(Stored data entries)
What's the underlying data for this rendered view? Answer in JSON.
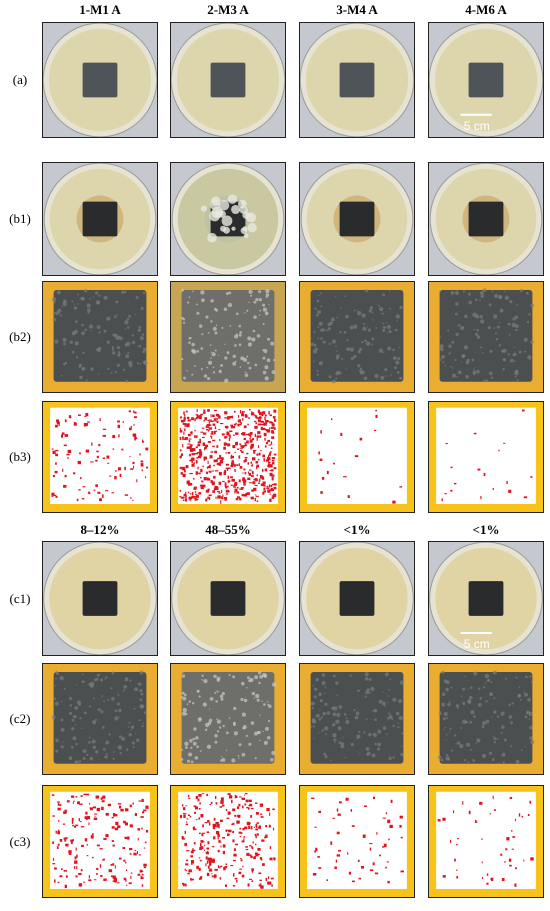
{
  "columns": [
    "1-M1 A",
    "2-M3 A",
    "3-M4 A",
    "4-M6 A"
  ],
  "rows": [
    {
      "label": "(a)"
    },
    {
      "label": "(b1)"
    },
    {
      "label": "(b2)"
    },
    {
      "label": "(b3)"
    },
    {
      "label": "(c1)"
    },
    {
      "label": "(c2)"
    },
    {
      "label": "(c3)"
    }
  ],
  "percentages": [
    "8–12%",
    "48–55%",
    "<1%",
    "<1%"
  ],
  "scale_bars": [
    "5 cm",
    "5 cm"
  ]
}
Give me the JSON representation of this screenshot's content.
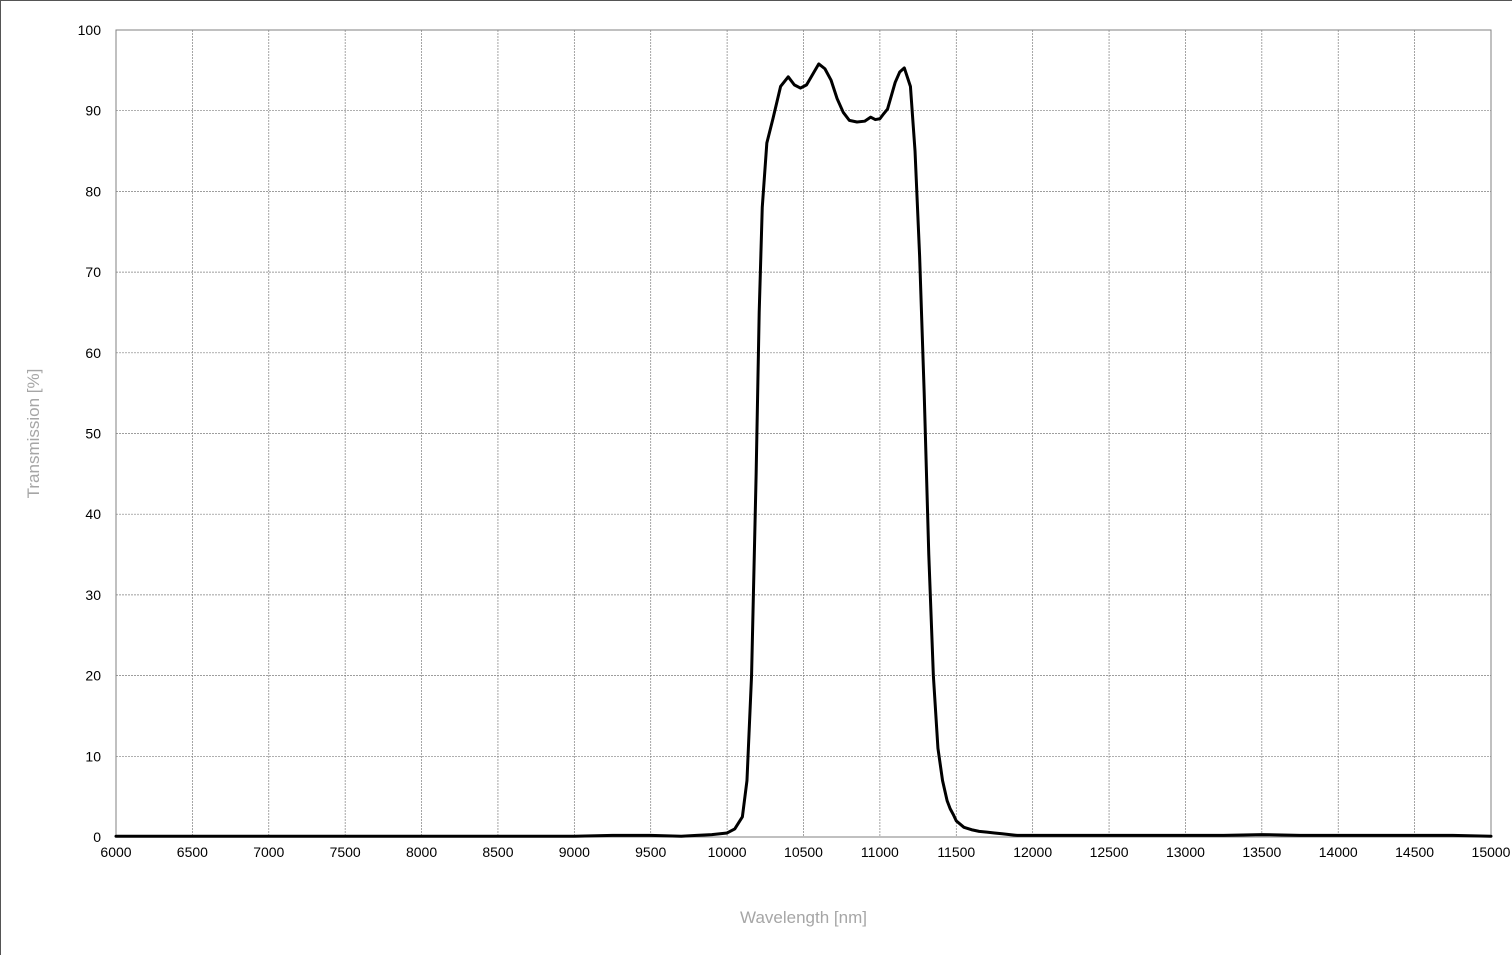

SHORT EXERCISE —
Repeat the listing verbatim. Skip the pictures.

OUTPUT FOR THIS EXERCISE —
What's the underlying data for this rendered view? Answer in JSON.
{
  "columns": [
    "1-M1 A",
    "2-M3 A",
    "3-M4 A",
    "4-M6 A"
  ],
  "rows": [
    {
      "label": "(a)"
    },
    {
      "label": "(b1)"
    },
    {
      "label": "(b2)"
    },
    {
      "label": "(b3)"
    },
    {
      "label": "(c1)"
    },
    {
      "label": "(c2)"
    },
    {
      "label": "(c3)"
    }
  ],
  "percentages": [
    "8–12%",
    "48–55%",
    "<1%",
    "<1%"
  ],
  "scale_bars": [
    "5 cm",
    "5 cm"
  ]
}
Give me the JSON representation of this screenshot's content.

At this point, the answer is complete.